**Dataset records**
※ ※ ※

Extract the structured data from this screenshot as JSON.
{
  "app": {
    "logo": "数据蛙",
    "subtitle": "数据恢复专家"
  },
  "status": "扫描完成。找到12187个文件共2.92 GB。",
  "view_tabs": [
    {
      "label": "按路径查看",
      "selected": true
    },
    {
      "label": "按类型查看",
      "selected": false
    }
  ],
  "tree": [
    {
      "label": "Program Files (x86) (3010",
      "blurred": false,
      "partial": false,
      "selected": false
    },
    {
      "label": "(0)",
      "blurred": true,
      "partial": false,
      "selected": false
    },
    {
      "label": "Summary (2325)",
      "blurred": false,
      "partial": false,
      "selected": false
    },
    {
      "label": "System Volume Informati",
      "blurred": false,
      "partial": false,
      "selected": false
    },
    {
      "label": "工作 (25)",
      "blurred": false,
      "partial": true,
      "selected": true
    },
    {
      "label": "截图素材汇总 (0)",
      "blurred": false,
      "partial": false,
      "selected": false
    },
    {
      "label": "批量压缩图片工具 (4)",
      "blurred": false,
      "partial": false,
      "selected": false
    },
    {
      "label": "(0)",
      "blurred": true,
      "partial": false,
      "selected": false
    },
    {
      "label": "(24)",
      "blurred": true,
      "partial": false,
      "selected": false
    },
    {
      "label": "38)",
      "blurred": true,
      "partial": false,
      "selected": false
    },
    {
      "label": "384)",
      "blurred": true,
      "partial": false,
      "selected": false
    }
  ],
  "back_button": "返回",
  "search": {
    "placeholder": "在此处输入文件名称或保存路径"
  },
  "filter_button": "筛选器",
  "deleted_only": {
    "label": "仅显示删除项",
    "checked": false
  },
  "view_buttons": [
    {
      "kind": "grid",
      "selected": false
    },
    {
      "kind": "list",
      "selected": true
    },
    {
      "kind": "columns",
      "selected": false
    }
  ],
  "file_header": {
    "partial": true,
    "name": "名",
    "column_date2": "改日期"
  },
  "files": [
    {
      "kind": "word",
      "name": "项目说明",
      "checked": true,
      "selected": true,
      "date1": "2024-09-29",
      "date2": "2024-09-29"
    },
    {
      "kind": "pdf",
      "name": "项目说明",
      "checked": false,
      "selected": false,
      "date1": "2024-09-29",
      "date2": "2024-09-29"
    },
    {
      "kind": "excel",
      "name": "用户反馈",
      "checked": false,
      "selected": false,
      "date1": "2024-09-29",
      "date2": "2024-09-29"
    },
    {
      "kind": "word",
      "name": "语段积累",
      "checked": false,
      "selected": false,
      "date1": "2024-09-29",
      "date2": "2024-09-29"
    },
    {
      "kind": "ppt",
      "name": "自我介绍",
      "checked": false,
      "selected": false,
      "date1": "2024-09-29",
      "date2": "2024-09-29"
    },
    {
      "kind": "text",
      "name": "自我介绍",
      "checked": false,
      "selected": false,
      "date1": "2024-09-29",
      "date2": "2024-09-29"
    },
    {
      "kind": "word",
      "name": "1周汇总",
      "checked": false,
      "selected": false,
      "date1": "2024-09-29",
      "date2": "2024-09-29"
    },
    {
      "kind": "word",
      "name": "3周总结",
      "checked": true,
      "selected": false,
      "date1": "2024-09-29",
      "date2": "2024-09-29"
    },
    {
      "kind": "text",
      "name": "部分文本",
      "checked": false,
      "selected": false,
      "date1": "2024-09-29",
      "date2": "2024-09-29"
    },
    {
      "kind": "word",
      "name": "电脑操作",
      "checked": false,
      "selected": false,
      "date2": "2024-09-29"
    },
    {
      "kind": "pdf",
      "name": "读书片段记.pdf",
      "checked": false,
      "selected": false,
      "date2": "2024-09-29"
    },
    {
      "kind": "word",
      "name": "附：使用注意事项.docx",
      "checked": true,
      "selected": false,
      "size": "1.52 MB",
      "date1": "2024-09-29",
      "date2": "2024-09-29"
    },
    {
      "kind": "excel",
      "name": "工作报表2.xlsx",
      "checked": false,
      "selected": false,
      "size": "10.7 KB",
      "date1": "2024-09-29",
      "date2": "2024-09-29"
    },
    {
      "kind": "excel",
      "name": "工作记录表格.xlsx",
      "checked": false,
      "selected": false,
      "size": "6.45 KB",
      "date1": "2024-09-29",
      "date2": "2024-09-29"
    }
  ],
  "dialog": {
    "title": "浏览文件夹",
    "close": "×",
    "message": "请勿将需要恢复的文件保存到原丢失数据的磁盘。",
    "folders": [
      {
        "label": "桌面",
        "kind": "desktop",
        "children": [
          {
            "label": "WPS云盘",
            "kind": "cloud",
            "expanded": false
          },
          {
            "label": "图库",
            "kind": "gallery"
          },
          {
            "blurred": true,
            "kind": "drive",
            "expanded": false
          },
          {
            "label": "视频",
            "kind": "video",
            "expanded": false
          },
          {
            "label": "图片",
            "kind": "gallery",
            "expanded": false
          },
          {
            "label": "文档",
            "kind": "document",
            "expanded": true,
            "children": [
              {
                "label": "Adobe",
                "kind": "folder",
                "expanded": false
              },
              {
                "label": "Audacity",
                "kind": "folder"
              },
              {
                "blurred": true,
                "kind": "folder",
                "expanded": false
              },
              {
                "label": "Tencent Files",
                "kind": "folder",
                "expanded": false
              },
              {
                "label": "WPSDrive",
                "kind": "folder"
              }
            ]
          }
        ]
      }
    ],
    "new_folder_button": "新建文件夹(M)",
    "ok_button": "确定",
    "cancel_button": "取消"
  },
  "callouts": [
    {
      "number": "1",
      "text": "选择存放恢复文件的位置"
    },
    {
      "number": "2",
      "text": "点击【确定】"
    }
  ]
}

※ ※ ※

**WORK TO BE COMPLETED**
Copy every record exactly as presented.

**WRITTEN RESPONSE**
Extract the structured data from this screenshot as JSON.
{
  "app": {
    "logo": "数据蛙",
    "subtitle": "数据恢复专家"
  },
  "status": "扫描完成。找到12187个文件共2.92 GB。",
  "view_tabs": [
    {
      "label": "按路径查看",
      "selected": true
    },
    {
      "label": "按类型查看",
      "selected": false
    }
  ],
  "tree": [
    {
      "label": "Program Files (x86) (3010",
      "blurred": false,
      "partial": false,
      "selected": false
    },
    {
      "label": "(0)",
      "blurred": true,
      "partial": false,
      "selected": false
    },
    {
      "label": "Summary (2325)",
      "blurred": false,
      "partial": false,
      "selected": false
    },
    {
      "label": "System Volume Informati",
      "blurred": false,
      "partial": false,
      "selected": false
    },
    {
      "label": "工作 (25)",
      "blurred": false,
      "partial": true,
      "selected": true
    },
    {
      "label": "截图素材汇总 (0)",
      "blurred": false,
      "partial": false,
      "selected": false
    },
    {
      "label": "批量压缩图片工具 (4)",
      "blurred": false,
      "partial": false,
      "selected": false
    },
    {
      "label": "(0)",
      "blurred": true,
      "partial": false,
      "selected": false
    },
    {
      "label": "(24)",
      "blurred": true,
      "partial": false,
      "selected": false
    },
    {
      "label": "38)",
      "blurred": true,
      "partial": false,
      "selected": false
    },
    {
      "label": "384)",
      "blurred": true,
      "partial": false,
      "selected": false
    }
  ],
  "back_button": "返回",
  "search": {
    "placeholder": "在此处输入文件名称或保存路径"
  },
  "filter_button": "筛选器",
  "deleted_only": {
    "label": "仅显示删除项",
    "checked": false
  },
  "view_buttons": [
    {
      "kind": "grid",
      "selected": false
    },
    {
      "kind": "list",
      "selected": true
    },
    {
      "kind": "columns",
      "selected": false
    }
  ],
  "file_header": {
    "partial": true,
    "name": "名",
    "column_date2": "改日期"
  },
  "files": [
    {
      "kind": "word",
      "name": "项目说明",
      "checked": true,
      "selected": true,
      "date1": "2024-09-29",
      "date2": "2024-09-29"
    },
    {
      "kind": "pdf",
      "name": "项目说明",
      "checked": false,
      "selected": false,
      "date1": "2024-09-29",
      "date2": "2024-09-29"
    },
    {
      "kind": "excel",
      "name": "用户反馈",
      "checked": false,
      "selected": false,
      "date1": "2024-09-29",
      "date2": "2024-09-29"
    },
    {
      "kind": "word",
      "name": "语段积累",
      "checked": false,
      "selected": false,
      "date1": "2024-09-29",
      "date2": "2024-09-29"
    },
    {
      "kind": "ppt",
      "name": "自我介绍",
      "checked": false,
      "selected": false,
      "date1": "2024-09-29",
      "date2": "2024-09-29"
    },
    {
      "kind": "text",
      "name": "自我介绍",
      "checked": false,
      "selected": false,
      "date1": "2024-09-29",
      "date2": "2024-09-29"
    },
    {
      "kind": "word",
      "name": "1周汇总",
      "checked": false,
      "selected": false,
      "date1": "2024-09-29",
      "date2": "2024-09-29"
    },
    {
      "kind": "word",
      "name": "3周总结",
      "checked": true,
      "selected": false,
      "date1": "2024-09-29",
      "date2": "2024-09-29"
    },
    {
      "kind": "text",
      "name": "部分文本",
      "checked": false,
      "selected": false,
      "date1": "2024-09-29",
      "date2": "2024-09-29"
    },
    {
      "kind": "word",
      "name": "电脑操作",
      "checked": false,
      "selected": false,
      "date2": "2024-09-29"
    },
    {
      "kind": "pdf",
      "name": "读书片段记.pdf",
      "checked": false,
      "selected": false,
      "date2": "2024-09-29"
    },
    {
      "kind": "word",
      "name": "附：使用注意事项.docx",
      "checked": true,
      "selected": false,
      "size": "1.52 MB",
      "date1": "2024-09-29",
      "date2": "2024-09-29"
    },
    {
      "kind": "excel",
      "name": "工作报表2.xlsx",
      "checked": false,
      "selected": false,
      "size": "10.7 KB",
      "date1": "2024-09-29",
      "date2": "2024-09-29"
    },
    {
      "kind": "excel",
      "name": "工作记录表格.xlsx",
      "checked": false,
      "selected": false,
      "size": "6.45 KB",
      "date1": "2024-09-29",
      "date2": "2024-09-29"
    }
  ],
  "dialog": {
    "title": "浏览文件夹",
    "close": "×",
    "message": "请勿将需要恢复的文件保存到原丢失数据的磁盘。",
    "folders": [
      {
        "label": "桌面",
        "kind": "desktop",
        "children": [
          {
            "label": "WPS云盘",
            "kind": "cloud",
            "expanded": false
          },
          {
            "label": "图库",
            "kind": "gallery"
          },
          {
            "blurred": true,
            "kind": "drive",
            "expanded": false
          },
          {
            "label": "视频",
            "kind": "video",
            "expanded": false
          },
          {
            "label": "图片",
            "kind": "gallery",
            "expanded": false
          },
          {
            "label": "文档",
            "kind": "document",
            "expanded": true,
            "children": [
              {
                "label": "Adobe",
                "kind": "folder",
                "expanded": false
              },
              {
                "label": "Audacity",
                "kind": "folder"
              },
              {
                "blurred": true,
                "kind": "folder",
                "expanded": false
              },
              {
                "label": "Tencent Files",
                "kind": "folder",
                "expanded": false
              },
              {
                "label": "WPSDrive",
                "kind": "folder"
              }
            ]
          }
        ]
      }
    ],
    "new_folder_button": "新建文件夹(M)",
    "ok_button": "确定",
    "cancel_button": "取消"
  },
  "callouts": [
    {
      "number": "1",
      "text": "选择存放恢复文件的位置"
    },
    {
      "number": "2",
      "text": "点击【确定】"
    }
  ]
}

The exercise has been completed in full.